╭─ RECORDS SUPPLIED

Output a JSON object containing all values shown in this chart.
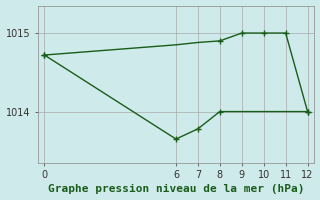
{
  "title": "Graphe pression niveau de la mer (hPa)",
  "background_color": "#ceeaea",
  "grid_color": "#aaaaaa",
  "line_color": "#1a5c1a",
  "xlim": [
    -0.3,
    12.3
  ],
  "ylim": [
    1013.35,
    1015.35
  ],
  "yticks": [
    1014,
    1015
  ],
  "xticks": [
    0,
    6,
    7,
    8,
    9,
    10,
    11,
    12
  ],
  "series1_x": [
    0,
    6,
    7,
    8,
    9,
    10,
    11,
    12
  ],
  "series1_y": [
    1014.72,
    1014.85,
    1014.88,
    1014.9,
    1015.0,
    1015.0,
    1015.0,
    1014.0
  ],
  "series2_x": [
    0,
    6,
    7,
    8,
    12
  ],
  "series2_y": [
    1014.72,
    1013.65,
    1013.78,
    1014.0,
    1014.0
  ],
  "marker": "+",
  "marker_size": 5,
  "line_width": 1.0,
  "title_fontsize": 8,
  "tick_fontsize": 7,
  "title_color": "#1a5c1a"
}
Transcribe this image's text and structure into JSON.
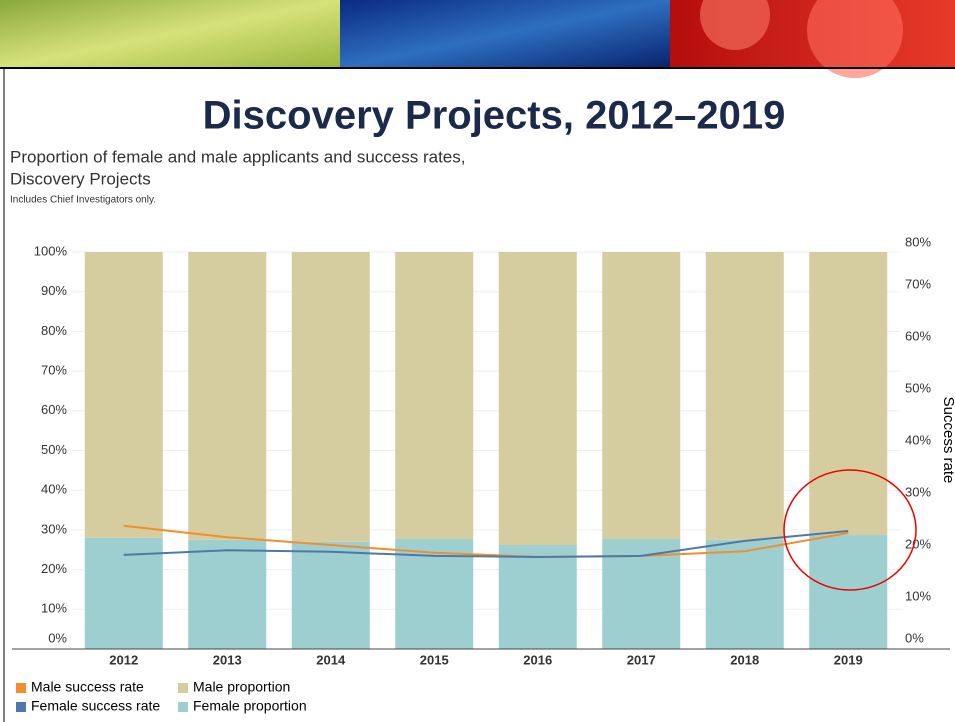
{
  "chart_data": {
    "type": "bar",
    "stacked": true,
    "title": "Discovery Projects, 2012–2019",
    "subtitle": [
      "Proportion of female and male applicants and success rates,",
      "Discovery Projects"
    ],
    "note": "Includes Chief Investigators only.",
    "y2label": "Success rate",
    "categories": [
      "2012",
      "2013",
      "2014",
      "2015",
      "2016",
      "2017",
      "2018",
      "2019"
    ],
    "series": [
      {
        "name": "Male success rate",
        "type": "line",
        "axis": "y2",
        "color": "#f28e2b",
        "values": [
          23.7,
          21.5,
          20.0,
          18.5,
          17.7,
          17.9,
          18.8,
          22.3
        ]
      },
      {
        "name": "Female success rate",
        "type": "line",
        "axis": "y2",
        "color": "#4e79a7",
        "values": [
          18.1,
          19.0,
          18.7,
          17.9,
          17.7,
          17.9,
          20.8,
          22.7
        ]
      },
      {
        "name": "Male proportion",
        "type": "bar",
        "color": "#d5cc9f",
        "values": [
          72.0,
          72.5,
          73.0,
          72.3,
          73.8,
          72.3,
          72.5,
          71.3
        ]
      },
      {
        "name": "Female proportion",
        "type": "bar",
        "color": "#9dcfd1",
        "values": [
          28.0,
          27.5,
          27.0,
          27.7,
          26.2,
          27.7,
          27.5,
          28.7
        ]
      }
    ],
    "ylim": [
      0,
      100
    ],
    "yticks": [
      {
        "value": 0,
        "label": "0%"
      },
      {
        "value": 10,
        "label": "10%"
      },
      {
        "value": 20,
        "label": "20%"
      },
      {
        "value": 30,
        "label": "30%"
      },
      {
        "value": 40,
        "label": "40%"
      },
      {
        "value": 50,
        "label": "50%"
      },
      {
        "value": 60,
        "label": "60%"
      },
      {
        "value": 70,
        "label": "70%"
      },
      {
        "value": 80,
        "label": "80%"
      },
      {
        "value": 90,
        "label": "90%"
      },
      {
        "value": 100,
        "label": "100%"
      }
    ],
    "y2lim": [
      0,
      80
    ],
    "y2ticks": [
      {
        "value": 0,
        "label": "0%"
      },
      {
        "value": 10,
        "label": "10%"
      },
      {
        "value": 20,
        "label": "20%"
      },
      {
        "value": 30,
        "label": "30%"
      },
      {
        "value": 40,
        "label": "40%"
      },
      {
        "value": 50,
        "label": "50%"
      },
      {
        "value": 60,
        "label": "60%"
      },
      {
        "value": 70,
        "label": "70%"
      },
      {
        "value": 80,
        "label": "80%"
      }
    ],
    "grid": true
  }
}
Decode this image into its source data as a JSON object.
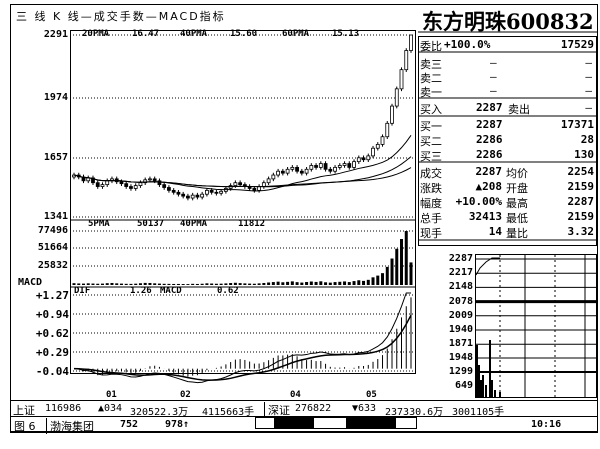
{
  "header": {
    "menu_title": "三 线 K 线—成交手数—MACD指标"
  },
  "stock": {
    "name_code": "东方明珠600832"
  },
  "ma_legend": {
    "ma20_label": "20PMA",
    "ma20": "16.47",
    "ma40_label": "40PMA",
    "ma40": "15.60",
    "ma60_label": "60PMA",
    "ma60": "15.13"
  },
  "vol_legend": {
    "ma5_label": "5PMA",
    "ma5": "50137",
    "ma40_label": "40PMA",
    "ma40": "11812"
  },
  "macd_legend": {
    "dif_label": "DIF",
    "dif": "1.26",
    "macd_label": "MACD",
    "macd": "0.62",
    "panel_label": "MACD"
  },
  "quote": {
    "weibi_label": "委比",
    "weibi": "+100.0%",
    "weibi_vol": "17529",
    "sell": [
      {
        "label": "卖三",
        "price": "—",
        "vol": "—"
      },
      {
        "label": "卖二",
        "price": "—",
        "vol": "—"
      },
      {
        "label": "卖一",
        "price": "—",
        "vol": "—"
      }
    ],
    "buy_in_label": "买入",
    "buy_in": "2287",
    "sell_out_label": "卖出",
    "sell_out": "—",
    "buy": [
      {
        "label": "买一",
        "price": "2287",
        "vol": "17371"
      },
      {
        "label": "买二",
        "price": "2286",
        "vol": "28"
      },
      {
        "label": "买三",
        "price": "2286",
        "vol": "130"
      }
    ],
    "stats": [
      {
        "l1": "成交",
        "v1": "2287",
        "l2": "均价",
        "v2": "2254"
      },
      {
        "l1": "涨跌",
        "v1": "▲208",
        "l2": "开盘",
        "v2": "2159"
      },
      {
        "l1": "幅度",
        "v1": "+10.00%",
        "l2": "最高",
        "v2": "2287"
      },
      {
        "l1": "总手",
        "v1": "32413",
        "l2": "最低",
        "v2": "2159"
      },
      {
        "l1": "现手",
        "v1": "14",
        "l2": "量比",
        "v2": "3.32"
      }
    ]
  },
  "intraday": {
    "price_ticks": [
      "2287",
      "2217",
      "2148",
      "2078",
      "2009",
      "1940",
      "1871"
    ],
    "vol_ticks": [
      "1948",
      "1299",
      "649"
    ]
  },
  "status": {
    "sh_label": "上证",
    "sh_index": "116986",
    "sh_change": "▲034",
    "sh_amount": "320522.3万",
    "sh_vol": "4115663手",
    "sz_label": "深证",
    "sz_index": "276822",
    "sz_change": "▼633",
    "sz_amount": "237330.6万",
    "sz_vol": "3001105手",
    "page": "图 6",
    "news_stock": "渤海集团",
    "news_price": "752",
    "news_vol": "978↑",
    "time": "10:16"
  },
  "chart_data": [
    {
      "type": "candlestick",
      "ylim": [
        1341,
        2291
      ],
      "y_ticks": [
        "2291",
        "1974",
        "1657",
        "1341"
      ],
      "x_ticks": [
        "01",
        "02",
        "04",
        "05"
      ],
      "x_tick_index": [
        7,
        22,
        45,
        61
      ],
      "closes": [
        1560,
        1550,
        1530,
        1545,
        1520,
        1500,
        1510,
        1530,
        1540,
        1525,
        1515,
        1500,
        1490,
        1505,
        1520,
        1535,
        1540,
        1530,
        1510,
        1495,
        1480,
        1470,
        1460,
        1450,
        1440,
        1455,
        1445,
        1460,
        1480,
        1470,
        1465,
        1475,
        1490,
        1505,
        1520,
        1510,
        1500,
        1490,
        1480,
        1500,
        1520,
        1540,
        1560,
        1580,
        1570,
        1590,
        1600,
        1580,
        1570,
        1590,
        1610,
        1600,
        1620,
        1590,
        1580,
        1600,
        1610,
        1620,
        1600,
        1630,
        1650,
        1640,
        1660,
        1700,
        1720,
        1760,
        1830,
        1920,
        2010,
        2110,
        2210,
        2291
      ]
    },
    {
      "type": "bar",
      "ylim": [
        0,
        77496
      ],
      "y_ticks": [
        "77496",
        "51664",
        "25832"
      ],
      "volumes": [
        2600,
        2200,
        2000,
        2400,
        2100,
        1800,
        2000,
        2600,
        2900,
        2400,
        2000,
        1700,
        1600,
        1900,
        2500,
        3000,
        2900,
        2400,
        2000,
        1700,
        1600,
        1500,
        1500,
        1400,
        1300,
        1700,
        1500,
        1800,
        2400,
        2100,
        1800,
        1900,
        2300,
        2800,
        3200,
        2700,
        2300,
        2000,
        1800,
        2300,
        2900,
        3600,
        4200,
        4800,
        3900,
        4500,
        5200,
        4100,
        3500,
        4300,
        5000,
        4400,
        5300,
        3900,
        3400,
        4200,
        4600,
        5100,
        4200,
        5600,
        6800,
        5900,
        7400,
        11000,
        13500,
        17000,
        26000,
        38000,
        52000,
        66000,
        77496,
        32413
      ]
    },
    {
      "type": "line",
      "ylim": [
        -0.04,
        1.27
      ],
      "y_ticks": [
        "+1.27",
        "+0.94",
        "+0.62",
        "+0.29",
        "-0.04"
      ]
    }
  ]
}
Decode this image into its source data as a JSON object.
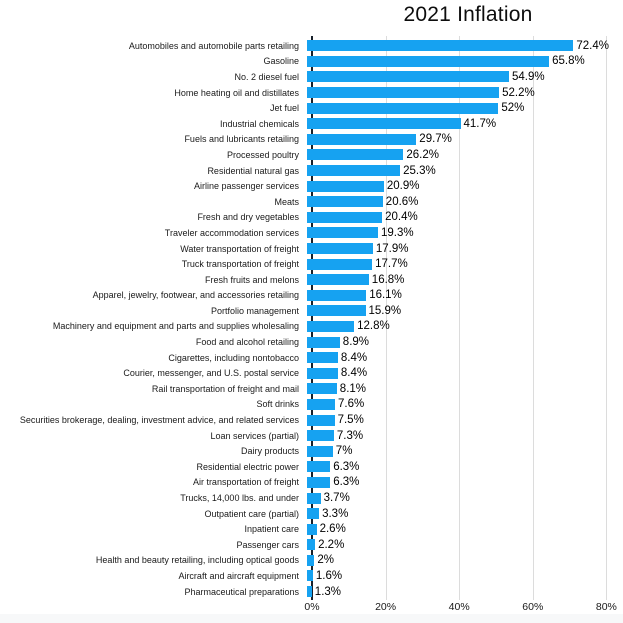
{
  "title": "2021 Inflation",
  "chart_data": {
    "type": "bar",
    "orientation": "horizontal",
    "title": "2021 Inflation",
    "categories": [
      "Automobiles and automobile parts retailing",
      "Gasoline",
      "No. 2 diesel fuel",
      "Home heating oil and distillates",
      "Jet fuel",
      "Industrial chemicals",
      "Fuels and lubricants retailing",
      "Processed poultry",
      "Residential natural gas",
      "Airline passenger services",
      "Meats",
      "Fresh and dry vegetables",
      "Traveler accommodation services",
      "Water transportation of freight",
      "Truck transportation of freight",
      "Fresh fruits and melons",
      "Apparel, jewelry, footwear, and accessories retailing",
      "Portfolio management",
      "Machinery and equipment and parts and supplies wholesaling",
      "Food and alcohol retailing",
      "Cigarettes, including nontobacco",
      "Courier, messenger, and U.S. postal service",
      "Rail transportation of freight and mail",
      "Soft drinks",
      "Securities brokerage, dealing, investment advice, and related services",
      "Loan services (partial)",
      "Dairy products",
      "Residential electric power",
      "Air transportation of freight",
      "Trucks, 14,000 lbs. and under",
      "Outpatient care (partial)",
      "Inpatient care",
      "Passenger cars",
      "Health and beauty retailing, including optical goods",
      "Aircraft and aircraft equipment",
      "Pharmaceutical preparations"
    ],
    "values": [
      72.4,
      65.8,
      54.9,
      52.2,
      52,
      41.7,
      29.7,
      26.2,
      25.3,
      20.9,
      20.6,
      20.4,
      19.3,
      17.9,
      17.7,
      16.8,
      16.1,
      15.9,
      12.8,
      8.9,
      8.4,
      8.4,
      8.1,
      7.6,
      7.5,
      7.3,
      7,
      6.3,
      6.3,
      3.7,
      3.3,
      2.6,
      2.2,
      2,
      1.6,
      1.3
    ],
    "value_labels": [
      "72.4%",
      "65.8%",
      "54.9%",
      "52.2%",
      "52%",
      "41.7%",
      "29.7%",
      "26.2%",
      "25.3%",
      "20.9%",
      "20.6%",
      "20.4%",
      "19.3%",
      "17.9%",
      "17.7%",
      "16.8%",
      "16.1%",
      "15.9%",
      "12.8%",
      "8.9%",
      "8.4%",
      "8.4%",
      "8.1%",
      "7.6%",
      "7.5%",
      "7.3%",
      "7%",
      "6.3%",
      "6.3%",
      "3.7%",
      "3.3%",
      "2.6%",
      "2.2%",
      "2%",
      "1.6%",
      "1.3%"
    ],
    "x_ticks": [
      "0%",
      "20%",
      "40%",
      "60%",
      "80%"
    ],
    "x_tick_values": [
      0,
      20,
      40,
      60,
      80
    ],
    "xlim": [
      0,
      82
    ],
    "grid": "vertical",
    "legend_position": "none",
    "bar_color": "#16a2f1",
    "gridline_color": "#dcdcdc",
    "axis_line_color": "#17202a",
    "text_color": "#000000"
  }
}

╰─

» CHALLENGE
Show all lines in the entries above where the string "Residential" appears.

» ANSWER BELOW
      "Residential natural gas",
      "Residential electric power",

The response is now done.